Stated goal — Write out every entry precisely as given, leaving the pictures out.

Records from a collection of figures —

-------------------------

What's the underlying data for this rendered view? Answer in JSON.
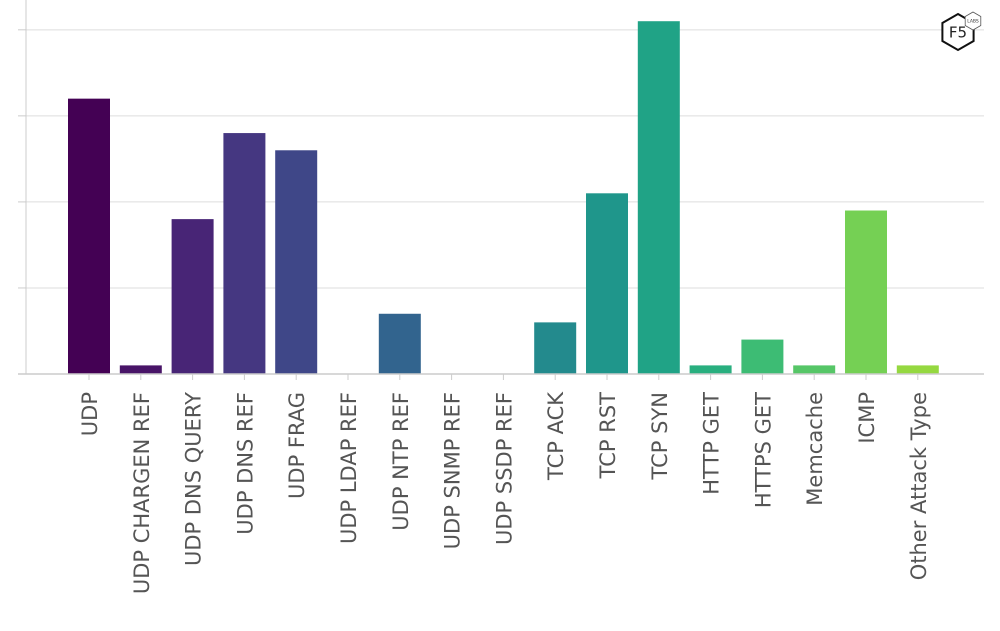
{
  "brand": {
    "logo_text": "F5",
    "logo_subtext": "LABS"
  },
  "chart_data": {
    "type": "bar",
    "title": "",
    "xlabel": "",
    "ylabel": "",
    "ylim": [
      0,
      4.3
    ],
    "yticks": [
      0,
      1,
      2,
      3,
      4
    ],
    "ytick_labels_visible": false,
    "grid": "horizontal",
    "legend": "none",
    "categories": [
      "UDP",
      "UDP CHARGEN REF",
      "UDP DNS QUERY",
      "UDP DNS REF",
      "UDP FRAG",
      "UDP LDAP REF",
      "UDP NTP REF",
      "UDP SNMP REF",
      "UDP SSDP REF",
      "TCP ACK",
      "TCP RST",
      "TCP SYN",
      "HTTP GET",
      "HTTPS GET",
      "Memcache",
      "ICMP",
      "Other Attack Type"
    ],
    "values": [
      3.2,
      0.1,
      1.8,
      2.8,
      2.6,
      0,
      0.7,
      0,
      0,
      0.6,
      2.1,
      4.1,
      0.1,
      0.4,
      0.1,
      1.9,
      0.1
    ],
    "colors": [
      "#440154",
      "#481467",
      "#482576",
      "#453781",
      "#3f4788",
      "#39558c",
      "#32648e",
      "#2d718e",
      "#287d8e",
      "#238a8d",
      "#1f968b",
      "#20a386",
      "#29af7f",
      "#3dbc74",
      "#56c667",
      "#75d054",
      "#95d840",
      "#bade28",
      "#dde318",
      "#fde725"
    ]
  }
}
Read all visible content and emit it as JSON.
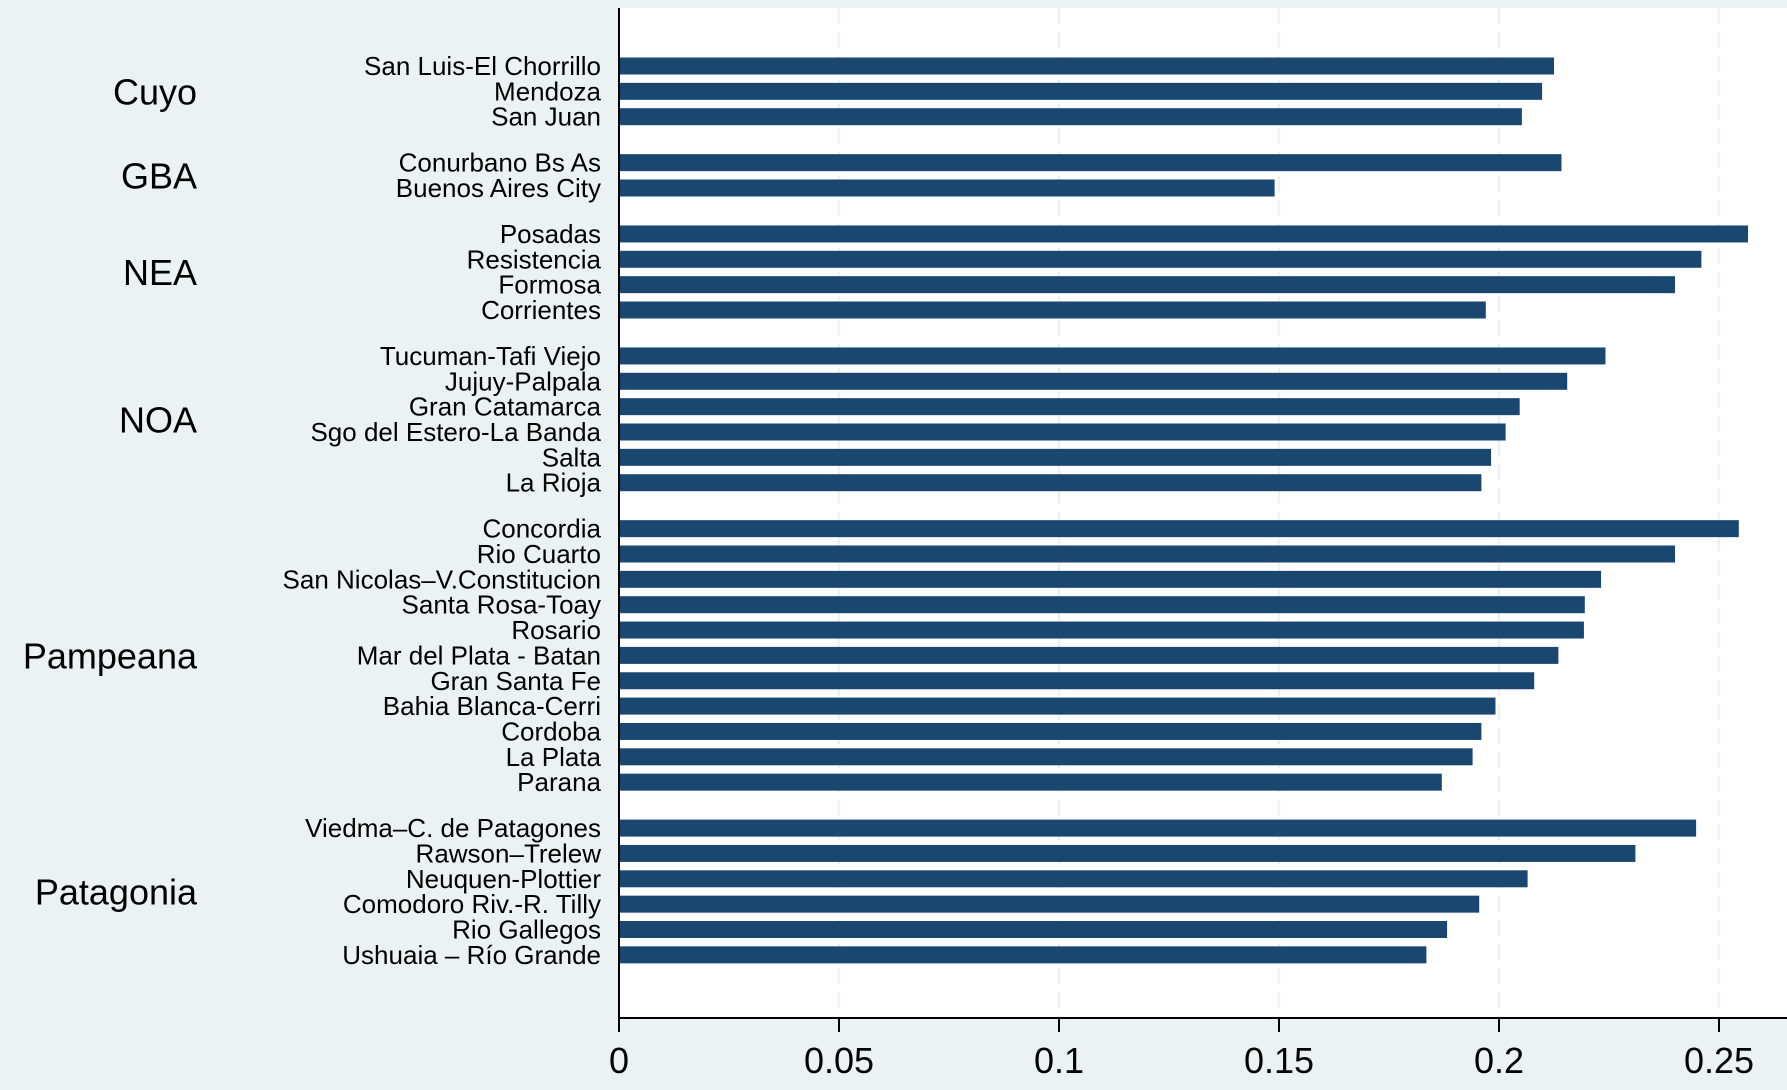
{
  "colors": {
    "background": "#eaf2f3",
    "plot_area": "#ffffff",
    "bar": "#1a476f",
    "gridline": "#eaf2f3",
    "axis": "#000000"
  },
  "chart_data": {
    "type": "bar",
    "orientation": "horizontal",
    "title": "",
    "xlabel": "",
    "ylabel": "",
    "xlim": [
      0,
      0.265
    ],
    "xticks": [
      0,
      0.05,
      0.1,
      0.15,
      0.2,
      0.25
    ],
    "xtick_labels": [
      "0",
      "0.05",
      "0.1",
      "0.15",
      "0.2",
      "0.25"
    ],
    "grid": "vertical dashed",
    "legend": "none",
    "groups": [
      {
        "name": "Cuyo",
        "categories": [
          "San Luis-El Chorrillo",
          "Mendoza",
          "San Juan"
        ],
        "values": [
          0.2125,
          0.2098,
          0.2052
        ]
      },
      {
        "name": "GBA",
        "categories": [
          "Conurbano Bs As",
          "Buenos Aires City"
        ],
        "values": [
          0.2142,
          0.149
        ]
      },
      {
        "name": "NEA",
        "categories": [
          "Posadas",
          "Resistencia",
          "Formosa",
          "Corrientes"
        ],
        "values": [
          0.2566,
          0.246,
          0.24,
          0.197
        ]
      },
      {
        "name": "NOA",
        "categories": [
          "Tucuman-Tafi Viejo",
          "Jujuy-Palpala",
          "Gran Catamarca",
          "Sgo del Estero-La Banda",
          "Salta",
          "La Rioja"
        ],
        "values": [
          0.2242,
          0.2155,
          0.2047,
          0.2015,
          0.1982,
          0.196
        ]
      },
      {
        "name": "Pampeana",
        "categories": [
          "Concordia",
          "Rio Cuarto",
          "San Nicolas–V.Constitucion",
          "Santa Rosa-Toay",
          "Rosario",
          "Mar del Plata - Batan",
          "Gran Santa Fe",
          "Bahia Blanca-Cerri",
          "Cordoba",
          "La Plata",
          "Parana"
        ],
        "values": [
          0.2545,
          0.24,
          0.2232,
          0.2195,
          0.2193,
          0.2135,
          0.208,
          0.1992,
          0.196,
          0.194,
          0.187
        ]
      },
      {
        "name": "Patagonia",
        "categories": [
          "Viedma–C. de Patagones",
          "Rawson–Trelew",
          "Neuquen-Plottier",
          "Comodoro Riv.-R. Tilly",
          "Rio Gallegos",
          "Ushuaia – Río Grande"
        ],
        "values": [
          0.2448,
          0.231,
          0.2065,
          0.1955,
          0.1882,
          0.1835
        ]
      }
    ]
  }
}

-------------------------

Result of the task —
What's the underlying data for this rendered view? Answer in JSON.
{
  "brand": {
    "logo_text": "F5",
    "logo_subtext": "LABS"
  },
  "chart_data": {
    "type": "bar",
    "title": "",
    "xlabel": "",
    "ylabel": "",
    "ylim": [
      0,
      4.3
    ],
    "yticks": [
      0,
      1,
      2,
      3,
      4
    ],
    "ytick_labels_visible": false,
    "grid": "horizontal",
    "legend": "none",
    "categories": [
      "UDP",
      "UDP CHARGEN REF",
      "UDP DNS QUERY",
      "UDP DNS REF",
      "UDP FRAG",
      "UDP LDAP REF",
      "UDP NTP REF",
      "UDP SNMP REF",
      "UDP SSDP REF",
      "TCP ACK",
      "TCP RST",
      "TCP SYN",
      "HTTP GET",
      "HTTPS GET",
      "Memcache",
      "ICMP",
      "Other Attack Type"
    ],
    "values": [
      3.2,
      0.1,
      1.8,
      2.8,
      2.6,
      0,
      0.7,
      0,
      0,
      0.6,
      2.1,
      4.1,
      0.1,
      0.4,
      0.1,
      1.9,
      0.1
    ],
    "colors": [
      "#440154",
      "#481467",
      "#482576",
      "#453781",
      "#3f4788",
      "#39558c",
      "#32648e",
      "#2d718e",
      "#287d8e",
      "#238a8d",
      "#1f968b",
      "#20a386",
      "#29af7f",
      "#3dbc74",
      "#56c667",
      "#75d054",
      "#95d840",
      "#bade28",
      "#dde318",
      "#fde725"
    ]
  }
}
Read all visible content and emit it as JSON.
{
  "colors": {
    "background": "#eaf2f3",
    "plot_area": "#ffffff",
    "bar": "#1a476f",
    "gridline": "#eaf2f3",
    "axis": "#000000"
  },
  "chart_data": {
    "type": "bar",
    "orientation": "horizontal",
    "title": "",
    "xlabel": "",
    "ylabel": "",
    "xlim": [
      0,
      0.265
    ],
    "xticks": [
      0,
      0.05,
      0.1,
      0.15,
      0.2,
      0.25
    ],
    "xtick_labels": [
      "0",
      "0.05",
      "0.1",
      "0.15",
      "0.2",
      "0.25"
    ],
    "grid": "vertical dashed",
    "legend": "none",
    "groups": [
      {
        "name": "Cuyo",
        "categories": [
          "San Luis-El Chorrillo",
          "Mendoza",
          "San Juan"
        ],
        "values": [
          0.2125,
          0.2098,
          0.2052
        ]
      },
      {
        "name": "GBA",
        "categories": [
          "Conurbano Bs As",
          "Buenos Aires City"
        ],
        "values": [
          0.2142,
          0.149
        ]
      },
      {
        "name": "NEA",
        "categories": [
          "Posadas",
          "Resistencia",
          "Formosa",
          "Corrientes"
        ],
        "values": [
          0.2566,
          0.246,
          0.24,
          0.197
        ]
      },
      {
        "name": "NOA",
        "categories": [
          "Tucuman-Tafi Viejo",
          "Jujuy-Palpala",
          "Gran Catamarca",
          "Sgo del Estero-La Banda",
          "Salta",
          "La Rioja"
        ],
        "values": [
          0.2242,
          0.2155,
          0.2047,
          0.2015,
          0.1982,
          0.196
        ]
      },
      {
        "name": "Pampeana",
        "categories": [
          "Concordia",
          "Rio Cuarto",
          "San Nicolas–V.Constitucion",
          "Santa Rosa-Toay",
          "Rosario",
          "Mar del Plata - Batan",
          "Gran Santa Fe",
          "Bahia Blanca-Cerri",
          "Cordoba",
          "La Plata",
          "Parana"
        ],
        "values": [
          0.2545,
          0.24,
          0.2232,
          0.2195,
          0.2193,
          0.2135,
          0.208,
          0.1992,
          0.196,
          0.194,
          0.187
        ]
      },
      {
        "name": "Patagonia",
        "categories": [
          "Viedma–C. de Patagones",
          "Rawson–Trelew",
          "Neuquen-Plottier",
          "Comodoro Riv.-R. Tilly",
          "Rio Gallegos",
          "Ushuaia – Río Grande"
        ],
        "values": [
          0.2448,
          0.231,
          0.2065,
          0.1955,
          0.1882,
          0.1835
        ]
      }
    ]
  }
}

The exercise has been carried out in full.